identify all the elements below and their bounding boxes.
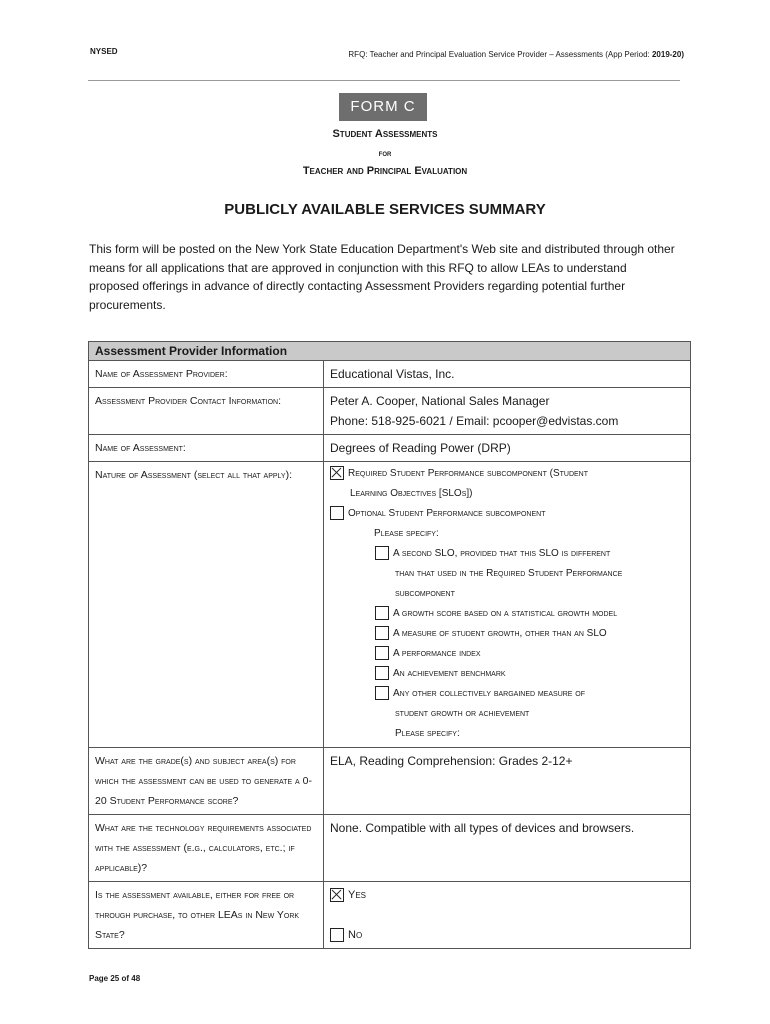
contact-name: Peter A. Cooper, National Sales Manager xyxy=(330,394,550,408)
form-badge: FORM C xyxy=(339,93,427,121)
header-rfq-text: RFQ: Teacher and Principal Evaluation Service Provider – Assessments (App Period: xyxy=(348,50,652,59)
table-row xyxy=(89,435,691,462)
title-line-3: Teacher and Principal Evaluation xyxy=(302,165,468,177)
yes-option[interactable] xyxy=(330,885,684,905)
second-slo-checkbox[interactable] xyxy=(375,546,389,560)
table-row xyxy=(89,815,691,882)
provider-info-table xyxy=(88,341,691,949)
table-row xyxy=(89,361,691,388)
provider-name-value: Educational Vistas, Inc. xyxy=(324,361,691,388)
achievement-benchmark-label: An achievement benchmark xyxy=(393,668,506,679)
yes-checkbox[interactable] xyxy=(330,888,344,902)
other-measure-label-a: Any other collectively bargained measure of xyxy=(393,688,585,699)
contact-phone-email: Phone: 518-925-6021 / Email: pcooper@edvistas.com xyxy=(330,414,619,428)
no-checkbox[interactable] xyxy=(330,928,344,942)
table-row xyxy=(89,388,691,435)
no-label: No xyxy=(348,929,363,941)
table-row xyxy=(89,748,691,815)
table-row xyxy=(89,882,691,949)
table-heading: Assessment Provider Information xyxy=(89,342,691,361)
no-option[interactable] xyxy=(330,925,684,945)
optional-option[interactable] xyxy=(330,504,684,524)
student-growth-label: A measure of student growth, other than an SLO xyxy=(393,628,607,639)
tech-requirements-value: None. Compatible with all types of devices and browsers. xyxy=(324,815,691,882)
title-line-2: for xyxy=(378,148,392,158)
growth-score-option[interactable] xyxy=(375,604,684,624)
growth-score-label: A growth score based on a statistical growth model xyxy=(393,608,618,619)
tech-requirements-label: What are the technology requirements associated with the assessment (e.g., calculators, etc.; if applicable)? xyxy=(89,815,324,882)
provider-name-label: Name of Assessment Provider: xyxy=(89,361,324,388)
required-slo-option[interactable] xyxy=(330,464,684,484)
header-agency: NYSED xyxy=(90,47,118,56)
nature-label: Nature of Assessment (select all that apply): xyxy=(89,462,324,748)
header-app-period: 2019-20) xyxy=(651,50,684,59)
other-please-specify-label: Please specify: xyxy=(395,728,460,739)
grades-value: ELA, Reading Comprehension: Grades 2-12+ xyxy=(324,748,691,815)
contact-value xyxy=(324,388,691,435)
nature-options xyxy=(324,462,691,748)
optional-checkbox[interactable] xyxy=(330,506,344,520)
other-measure-checkbox[interactable] xyxy=(375,686,389,700)
other-measure-label-b: student growth or achievement xyxy=(395,708,530,719)
intro-paragraph: This form will be posted on the New York State Education Department's Web site and distributed through other means for all applications that are approved in conjunction with this RFQ to allow LEAs to understand proposed offerings in advance of directly contacting Assessment Providers regarding potential further procurements. xyxy=(89,242,675,312)
yes-label: Yes xyxy=(348,889,367,901)
second-slo-option[interactable] xyxy=(375,544,684,564)
second-slo-label-b: than that used in the Required Student Performance xyxy=(395,568,623,579)
second-slo-label-c: subcomponent xyxy=(395,588,455,599)
achievement-benchmark-option[interactable] xyxy=(375,664,684,684)
achievement-benchmark-checkbox[interactable] xyxy=(375,666,389,680)
growth-score-checkbox[interactable] xyxy=(375,606,389,620)
performance-index-checkbox[interactable] xyxy=(375,646,389,660)
required-slo-checkbox[interactable] xyxy=(330,466,344,480)
header-divider xyxy=(88,80,680,81)
contact-label: Assessment Provider Contact Information: xyxy=(89,388,324,435)
optional-label: Optional Student Performance subcomponent xyxy=(348,508,546,519)
table-row xyxy=(89,462,691,748)
required-slo-label-b: Learning Objectives [SLOs]) xyxy=(350,488,473,499)
availability-label: Is the assessment available, either for free or through purchase, to other LEAs in New York State? xyxy=(89,882,324,949)
assessment-name-value: Degrees of Reading Power (DRP) xyxy=(324,435,691,462)
required-slo-label-a: Required Student Performance subcomponent (Student xyxy=(348,468,589,479)
other-measure-option[interactable] xyxy=(375,684,684,704)
title-line-1: Student Assessments xyxy=(332,128,438,140)
please-specify-label: Please specify: xyxy=(374,528,439,539)
second-slo-label-a: A second SLO, provided that this SLO is different xyxy=(393,548,611,559)
grades-label: What are the grade(s) and subject area(s) for which the assessment can be used to generate a 0-20 Student Performance score? xyxy=(89,748,324,815)
availability-options xyxy=(324,882,691,949)
main-title: PUBLICLY AVAILABLE SERVICES SUMMARY xyxy=(224,201,546,218)
assessment-name-label: Name of Assessment: xyxy=(89,435,324,462)
student-growth-checkbox[interactable] xyxy=(375,626,389,640)
header-rfq-title xyxy=(290,50,684,59)
performance-index-label: A performance index xyxy=(393,648,481,659)
student-growth-option[interactable] xyxy=(375,624,684,644)
page-number: Page 25 of 48 xyxy=(89,974,141,983)
performance-index-option[interactable] xyxy=(375,644,684,664)
table-heading-row xyxy=(89,342,691,361)
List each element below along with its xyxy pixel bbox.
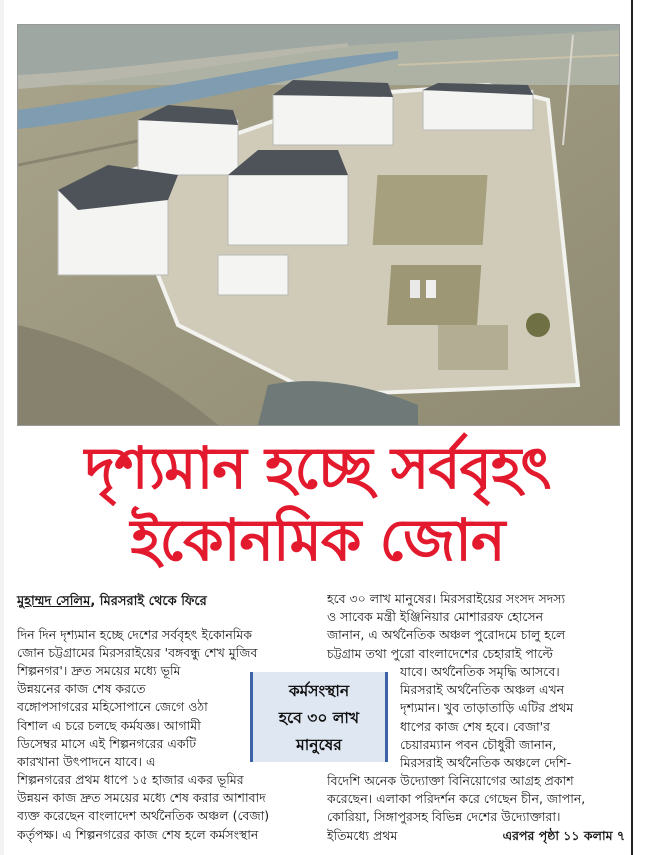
article-column-right-bottom <box>327 772 625 845</box>
text-line: ডিসেম্বর মাসে এই শিল্পনগরের একটি <box>17 735 197 751</box>
aerial-photo <box>17 24 620 426</box>
article-column-right-top <box>327 590 625 663</box>
text-line-end: ইতিমধ্যে প্রথম <box>327 827 398 843</box>
text-line: কোরিয়া, সিঙ্গাপুরসহ বিভিন্ন দেশের উদ্যোক্তারা। <box>327 809 561 825</box>
text-line: শিল্পনগর'। দ্রুত সময়ের মধ্যে ভূমি <box>17 663 181 678</box>
text-line: চেয়ারম্যান পবন চৌধুরী জানান, <box>400 736 557 752</box>
text-line: বিদেশি অনেক উদ্যোক্তা বিনিয়োগের আগ্রহ প্রকাশ <box>327 773 574 788</box>
text-line: যাবে। অর্থনৈতিক সমৃদ্ধি আসবে। <box>400 664 560 679</box>
text-line: মিরসরাই অর্থনৈতিক অঞ্চল এখন <box>400 682 565 698</box>
text-line: হবে ৩০ লাখ মানুষের। মিরসরাইয়ের সংসদ সদস্য <box>327 591 566 606</box>
continued-note: এরপর পৃষ্ঠা ১১ কলাম ৭ <box>502 827 625 843</box>
text-line: বিশাল এ চরে চলছে কর্মযজ্ঞ। আগামী <box>17 717 201 733</box>
text-line: কারখানা উৎপাদনে যাবে। এ <box>17 754 156 770</box>
text-line: দিন দিন দৃশ্যমান হচ্ছে দেশের সর্ববৃহৎ ইকোনমিক <box>17 627 253 642</box>
byline <box>17 593 317 611</box>
text-line: জোন চট্টগ্রামের মিরসরাইয়ের 'বঙ্গবন্ধু শেখ মুজিব <box>17 645 258 660</box>
article-column-left-line2 <box>17 644 316 662</box>
byline-author: মুহাম্মদ সেলিম <box>17 594 91 609</box>
text-line: বঙ্গোপসাগরের মহিসোপানে জেগে ওঠা <box>17 699 208 715</box>
text-line: ধাপের কাজ শেষ হবে। বেজা'র <box>400 718 550 734</box>
text-line-last <box>327 827 625 845</box>
article-column-left-bottom <box>17 771 316 844</box>
pull-quote-line-3: মানুষের <box>296 736 342 754</box>
text-line: শিল্পনগরের প্রথম ধাপে ১৫ হাজার একর ভূমির <box>17 772 244 787</box>
headline <box>17 432 618 576</box>
headline-line-2: ইকোনমিক জোন <box>130 506 505 574</box>
article-column-left-narrow <box>17 662 242 771</box>
text-line: উন্নয়ন কাজ দ্রুত সময়ের মধ্যে শেষ করার আশাবাদ <box>17 790 266 806</box>
text-line: দৃশ্যমান। খুব তাড়াতাড়ি এটির প্রথম <box>400 700 574 716</box>
text-line: জানান, এ অর্থনৈতিক অঞ্চল পুরোদমে চালু হলে <box>327 627 566 643</box>
text-line: ও সাবেক মন্ত্রী ইঞ্জিনিয়ার মোশাররফ হোসেন <box>327 609 544 625</box>
text-line: চট্টগ্রাম তথা পুরো বাংলাদেশের চেহারাই পাল্টে <box>327 645 553 661</box>
text-line: করেছেন। এলাকা পরিদর্শন করে গেছেন চীন, জাপান, <box>327 791 586 807</box>
byline-location: , মিরসরাই থেকে ফিরে <box>90 594 207 609</box>
article-column-left-top <box>17 626 316 644</box>
pull-quote <box>250 672 388 762</box>
column-rule <box>631 0 633 855</box>
pull-quote-line-1: কর্মসংস্থান <box>288 682 350 700</box>
text-line: কর্তৃপক্ষ। এ শিল্পনগরের কাজ শেষ হলে কর্মসংস্থান <box>17 826 259 842</box>
text-line: ব্যক্ত করেছেন বাংলাদেশ অর্থনৈতিক অঞ্চল (বেজা) <box>17 808 270 824</box>
text-line: উন্নয়নের কাজ শেষ করতে <box>17 681 146 697</box>
pull-quote-line-2: হবে ৩০ লাখ <box>278 709 360 727</box>
text-line: মিরসরাই অর্থনৈতিক অঞ্চলে দেশি- <box>400 755 572 771</box>
article-column-right-narrow <box>400 663 625 772</box>
page-edge <box>0 0 4 855</box>
headline-line-1: দৃশ্যমান হচ্ছে সর্ববৃহৎ <box>84 434 551 502</box>
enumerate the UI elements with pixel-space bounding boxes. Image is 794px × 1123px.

> **The problem**
Copy the entries above without any change, from the line with "contact-name: Peter A." to the line with "optional-option[interactable] xyxy=(330,504,684,524)", including both of those lines.

> **Response**
contact-name: Peter A. Cooper, National Sales Manager xyxy=(330,394,550,408)
form-badge: FORM C xyxy=(339,93,427,121)
header-rfq-text: RFQ: Teacher and Principal Evaluation Service Provider – Assessments (App Period: xyxy=(348,50,652,59)
table-row xyxy=(89,435,691,462)
title-line-3: Teacher and Principal Evaluation xyxy=(302,165,468,177)
yes-option[interactable] xyxy=(330,885,684,905)
second-slo-checkbox[interactable] xyxy=(375,546,389,560)
table-row xyxy=(89,815,691,882)
provider-info-table xyxy=(88,341,691,949)
table-row xyxy=(89,361,691,388)
provider-name-value: Educational Vistas, Inc. xyxy=(324,361,691,388)
achievement-benchmark-label: An achievement benchmark xyxy=(393,668,506,679)
yes-checkbox[interactable] xyxy=(330,888,344,902)
other-measure-label-a: Any other collectively bargained measure of xyxy=(393,688,585,699)
contact-phone-email: Phone: 518-925-6021 / Email: pcooper@edvistas.com xyxy=(330,414,619,428)
no-checkbox[interactable] xyxy=(330,928,344,942)
table-row xyxy=(89,388,691,435)
no-label: No xyxy=(348,929,363,941)
table-row xyxy=(89,748,691,815)
table-row xyxy=(89,882,691,949)
table-heading: Assessment Provider Information xyxy=(89,342,691,361)
no-option[interactable] xyxy=(330,925,684,945)
optional-option[interactable] xyxy=(330,504,684,524)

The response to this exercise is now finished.